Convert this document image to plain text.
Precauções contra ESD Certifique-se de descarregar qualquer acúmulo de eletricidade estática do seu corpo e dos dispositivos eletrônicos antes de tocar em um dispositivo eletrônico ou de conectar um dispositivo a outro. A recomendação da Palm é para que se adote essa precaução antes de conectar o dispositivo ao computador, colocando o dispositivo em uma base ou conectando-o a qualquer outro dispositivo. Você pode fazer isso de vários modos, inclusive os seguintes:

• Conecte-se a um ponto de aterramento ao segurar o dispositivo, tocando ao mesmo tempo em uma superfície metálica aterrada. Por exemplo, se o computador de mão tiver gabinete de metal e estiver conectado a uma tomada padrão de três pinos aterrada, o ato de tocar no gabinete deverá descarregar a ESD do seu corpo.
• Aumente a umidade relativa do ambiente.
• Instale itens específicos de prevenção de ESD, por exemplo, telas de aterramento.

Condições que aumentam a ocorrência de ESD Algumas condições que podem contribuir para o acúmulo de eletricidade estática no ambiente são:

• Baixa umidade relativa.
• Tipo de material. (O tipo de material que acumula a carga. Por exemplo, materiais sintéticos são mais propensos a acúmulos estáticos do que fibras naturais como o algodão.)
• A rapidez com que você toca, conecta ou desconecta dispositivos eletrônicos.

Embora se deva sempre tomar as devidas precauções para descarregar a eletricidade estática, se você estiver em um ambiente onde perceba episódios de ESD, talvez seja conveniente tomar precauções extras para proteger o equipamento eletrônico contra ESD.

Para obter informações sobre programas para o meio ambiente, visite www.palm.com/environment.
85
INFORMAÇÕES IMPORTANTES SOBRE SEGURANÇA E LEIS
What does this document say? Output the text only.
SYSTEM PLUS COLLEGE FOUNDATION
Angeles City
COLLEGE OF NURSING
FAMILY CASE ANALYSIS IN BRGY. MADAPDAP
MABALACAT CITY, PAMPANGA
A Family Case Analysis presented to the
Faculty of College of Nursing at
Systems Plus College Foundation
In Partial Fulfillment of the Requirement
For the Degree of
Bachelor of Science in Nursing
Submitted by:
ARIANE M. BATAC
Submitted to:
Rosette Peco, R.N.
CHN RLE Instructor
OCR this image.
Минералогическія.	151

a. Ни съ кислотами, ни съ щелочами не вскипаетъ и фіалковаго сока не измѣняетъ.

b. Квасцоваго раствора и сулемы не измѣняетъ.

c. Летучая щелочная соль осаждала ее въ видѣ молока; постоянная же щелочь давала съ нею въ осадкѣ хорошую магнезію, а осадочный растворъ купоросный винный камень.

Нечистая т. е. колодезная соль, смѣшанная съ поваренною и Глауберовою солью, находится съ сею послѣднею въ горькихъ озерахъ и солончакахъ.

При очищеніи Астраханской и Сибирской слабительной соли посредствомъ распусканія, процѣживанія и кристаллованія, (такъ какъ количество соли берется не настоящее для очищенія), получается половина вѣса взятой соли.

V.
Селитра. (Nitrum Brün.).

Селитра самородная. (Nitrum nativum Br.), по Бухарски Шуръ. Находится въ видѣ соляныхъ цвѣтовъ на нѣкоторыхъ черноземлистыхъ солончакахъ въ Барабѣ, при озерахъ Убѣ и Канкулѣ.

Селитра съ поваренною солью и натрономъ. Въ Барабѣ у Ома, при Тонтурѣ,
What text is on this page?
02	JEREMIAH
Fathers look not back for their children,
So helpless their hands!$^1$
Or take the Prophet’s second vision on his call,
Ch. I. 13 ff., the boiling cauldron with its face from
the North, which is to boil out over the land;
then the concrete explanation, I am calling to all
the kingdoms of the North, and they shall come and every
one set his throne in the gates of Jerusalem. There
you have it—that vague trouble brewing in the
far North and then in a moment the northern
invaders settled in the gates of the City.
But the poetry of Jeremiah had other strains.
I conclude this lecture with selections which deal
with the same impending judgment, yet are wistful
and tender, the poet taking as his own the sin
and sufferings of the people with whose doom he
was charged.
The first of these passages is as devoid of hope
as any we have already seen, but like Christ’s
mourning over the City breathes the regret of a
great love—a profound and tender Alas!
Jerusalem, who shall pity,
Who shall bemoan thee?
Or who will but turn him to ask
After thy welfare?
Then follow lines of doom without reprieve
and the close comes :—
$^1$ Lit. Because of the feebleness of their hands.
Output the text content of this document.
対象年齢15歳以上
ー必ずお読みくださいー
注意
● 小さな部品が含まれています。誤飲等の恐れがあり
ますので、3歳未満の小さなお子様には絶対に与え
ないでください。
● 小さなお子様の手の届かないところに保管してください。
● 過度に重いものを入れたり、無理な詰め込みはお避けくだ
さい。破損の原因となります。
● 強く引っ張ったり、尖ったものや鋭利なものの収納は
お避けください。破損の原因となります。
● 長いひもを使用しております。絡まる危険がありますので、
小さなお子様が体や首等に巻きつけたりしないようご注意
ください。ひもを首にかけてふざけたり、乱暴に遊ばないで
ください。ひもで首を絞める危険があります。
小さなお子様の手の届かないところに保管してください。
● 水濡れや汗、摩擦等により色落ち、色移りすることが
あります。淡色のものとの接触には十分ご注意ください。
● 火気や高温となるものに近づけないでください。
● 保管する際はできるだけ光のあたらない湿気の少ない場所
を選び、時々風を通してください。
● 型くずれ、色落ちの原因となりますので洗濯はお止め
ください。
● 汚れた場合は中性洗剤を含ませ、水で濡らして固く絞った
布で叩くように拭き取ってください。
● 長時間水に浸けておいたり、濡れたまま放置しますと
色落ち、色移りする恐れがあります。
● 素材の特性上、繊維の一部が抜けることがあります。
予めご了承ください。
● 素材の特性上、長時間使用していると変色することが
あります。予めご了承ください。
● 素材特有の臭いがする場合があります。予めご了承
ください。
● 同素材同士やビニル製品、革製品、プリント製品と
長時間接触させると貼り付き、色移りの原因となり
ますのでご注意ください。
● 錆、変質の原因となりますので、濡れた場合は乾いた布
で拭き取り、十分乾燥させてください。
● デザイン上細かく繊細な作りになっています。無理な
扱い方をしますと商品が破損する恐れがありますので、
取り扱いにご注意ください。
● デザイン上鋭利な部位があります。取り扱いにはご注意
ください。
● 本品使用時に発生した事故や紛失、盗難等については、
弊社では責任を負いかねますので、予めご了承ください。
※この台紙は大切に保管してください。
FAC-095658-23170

▶ [THE EXERCISE] Gather, from the listing above, every line carrying the word "eletrônicos".

▶ [TASK OUTPUT]
Precauções contra ESD Certifique-se de descarregar qualquer acúmulo de eletricidade estática do seu corpo e dos dispositivos eletrônicos antes de tocar em um dispositivo eletrônico ou de conectar um dispositivo a outro. A recomendação da Palm é para que se adote essa precaução antes de conectar o dispositivo ao computador, colocando o dispositivo em uma base ou conectando-o a qualquer outro dispositivo. Você pode fazer isso de vários modos, inclusive os seguintes:
• A rapidez com que você toca, conecta ou desconecta dispositivos eletrônicos.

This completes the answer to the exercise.